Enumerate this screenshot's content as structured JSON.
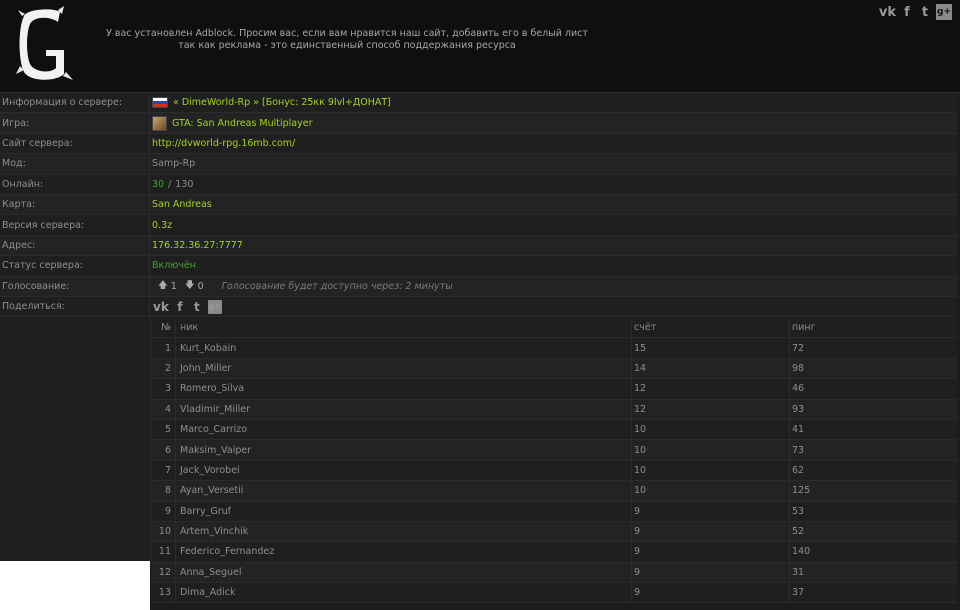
{
  "header": {
    "adblock_line1": "У вас установлен Adblock. Просим вас, если вам нравится наш сайт, добавить его в белый лист",
    "adblock_line2": "так как реклама - это единственный способ поддержания ресурса",
    "social": {
      "vk": "vk",
      "facebook": "f",
      "twitter": "t",
      "googleplus": "g+"
    }
  },
  "server_info": {
    "server_label": "Информация о сервере:",
    "server_name": "« DimeWorld-Rp » [Бонус: 25кк 9lvl+ДОНАТ]",
    "game_label": "Игра:",
    "game_value": "GTA: San Andreas Multiplayer",
    "site_label": "Сайт сервера:",
    "site_value": "http://dvworld-rpg.16mb.com/",
    "mod_label": "Мод:",
    "mod_value": "Samp-Rp",
    "online_label": "Онлайн:",
    "online_current": "30",
    "online_sep": "/",
    "online_max": "130",
    "map_label": "Карта:",
    "map_value": "San Andreas",
    "version_label": "Версия сервера:",
    "version_value": "0.3z",
    "address_label": "Адрес:",
    "address_value": "176.32.36.27:7777",
    "status_label": "Статус сервера:",
    "status_value": "Включён",
    "vote_label": "Голосование:",
    "vote_up": "1",
    "vote_down": "0",
    "vote_note": "Голосование будет доступно через: 2 минуты",
    "share_label": "Поделиться:"
  },
  "players": {
    "headers": {
      "num": "№",
      "nick": "ник",
      "score": "счёт",
      "ping": "пинг"
    },
    "rows": [
      {
        "num": "1",
        "nick": "Kurt_Kobain",
        "score": "15",
        "ping": "72"
      },
      {
        "num": "2",
        "nick": "John_Miller",
        "score": "14",
        "ping": "98"
      },
      {
        "num": "3",
        "nick": "Romero_Silva",
        "score": "12",
        "ping": "46"
      },
      {
        "num": "4",
        "nick": "Vladimir_Miller",
        "score": "12",
        "ping": "93"
      },
      {
        "num": "5",
        "nick": "Marco_Carrizo",
        "score": "10",
        "ping": "41"
      },
      {
        "num": "6",
        "nick": "Maksim_Vaiper",
        "score": "10",
        "ping": "73"
      },
      {
        "num": "7",
        "nick": "Jack_Vorobei",
        "score": "10",
        "ping": "62"
      },
      {
        "num": "8",
        "nick": "Ayan_Versetii",
        "score": "10",
        "ping": "125"
      },
      {
        "num": "9",
        "nick": "Barry_Gruf",
        "score": "9",
        "ping": "53"
      },
      {
        "num": "10",
        "nick": "Artem_Vinchik",
        "score": "9",
        "ping": "52"
      },
      {
        "num": "11",
        "nick": "Federico_Fernandez",
        "score": "9",
        "ping": "140"
      },
      {
        "num": "12",
        "nick": "Anna_Seguel",
        "score": "9",
        "ping": "31"
      },
      {
        "num": "13",
        "nick": "Dima_Adick",
        "score": "9",
        "ping": "37"
      }
    ]
  },
  "colors": {
    "accent_green": "#a3d221",
    "status_green": "#47a32c"
  }
}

== Exercise ==
In your copy of the records, include no pictures; repeat everything else exactly.

== Task result ==
Enumerate this screenshot's content as structured JSON.
{
  "header": {
    "adblock_line1": "У вас установлен Adblock. Просим вас, если вам нравится наш сайт, добавить его в белый лист",
    "adblock_line2": "так как реклама - это единственный способ поддержания ресурса",
    "social": {
      "vk": "vk",
      "facebook": "f",
      "twitter": "t",
      "googleplus": "g+"
    }
  },
  "server_info": {
    "server_label": "Информация о сервере:",
    "server_name": "« DimeWorld-Rp » [Бонус: 25кк 9lvl+ДОНАТ]",
    "game_label": "Игра:",
    "game_value": "GTA: San Andreas Multiplayer",
    "site_label": "Сайт сервера:",
    "site_value": "http://dvworld-rpg.16mb.com/",
    "mod_label": "Мод:",
    "mod_value": "Samp-Rp",
    "online_label": "Онлайн:",
    "online_current": "30",
    "online_sep": "/",
    "online_max": "130",
    "map_label": "Карта:",
    "map_value": "San Andreas",
    "version_label": "Версия сервера:",
    "version_value": "0.3z",
    "address_label": "Адрес:",
    "address_value": "176.32.36.27:7777",
    "status_label": "Статус сервера:",
    "status_value": "Включён",
    "vote_label": "Голосование:",
    "vote_up": "1",
    "vote_down": "0",
    "vote_note": "Голосование будет доступно через: 2 минуты",
    "share_label": "Поделиться:"
  },
  "players": {
    "headers": {
      "num": "№",
      "nick": "ник",
      "score": "счёт",
      "ping": "пинг"
    },
    "rows": [
      {
        "num": "1",
        "nick": "Kurt_Kobain",
        "score": "15",
        "ping": "72"
      },
      {
        "num": "2",
        "nick": "John_Miller",
        "score": "14",
        "ping": "98"
      },
      {
        "num": "3",
        "nick": "Romero_Silva",
        "score": "12",
        "ping": "46"
      },
      {
        "num": "4",
        "nick": "Vladimir_Miller",
        "score": "12",
        "ping": "93"
      },
      {
        "num": "5",
        "nick": "Marco_Carrizo",
        "score": "10",
        "ping": "41"
      },
      {
        "num": "6",
        "nick": "Maksim_Vaiper",
        "score": "10",
        "ping": "73"
      },
      {
        "num": "7",
        "nick": "Jack_Vorobei",
        "score": "10",
        "ping": "62"
      },
      {
        "num": "8",
        "nick": "Ayan_Versetii",
        "score": "10",
        "ping": "125"
      },
      {
        "num": "9",
        "nick": "Barry_Gruf",
        "score": "9",
        "ping": "53"
      },
      {
        "num": "10",
        "nick": "Artem_Vinchik",
        "score": "9",
        "ping": "52"
      },
      {
        "num": "11",
        "nick": "Federico_Fernandez",
        "score": "9",
        "ping": "140"
      },
      {
        "num": "12",
        "nick": "Anna_Seguel",
        "score": "9",
        "ping": "31"
      },
      {
        "num": "13",
        "nick": "Dima_Adick",
        "score": "9",
        "ping": "37"
      }
    ]
  },
  "colors": {
    "accent_green": "#a3d221",
    "status_green": "#47a32c"
  }
}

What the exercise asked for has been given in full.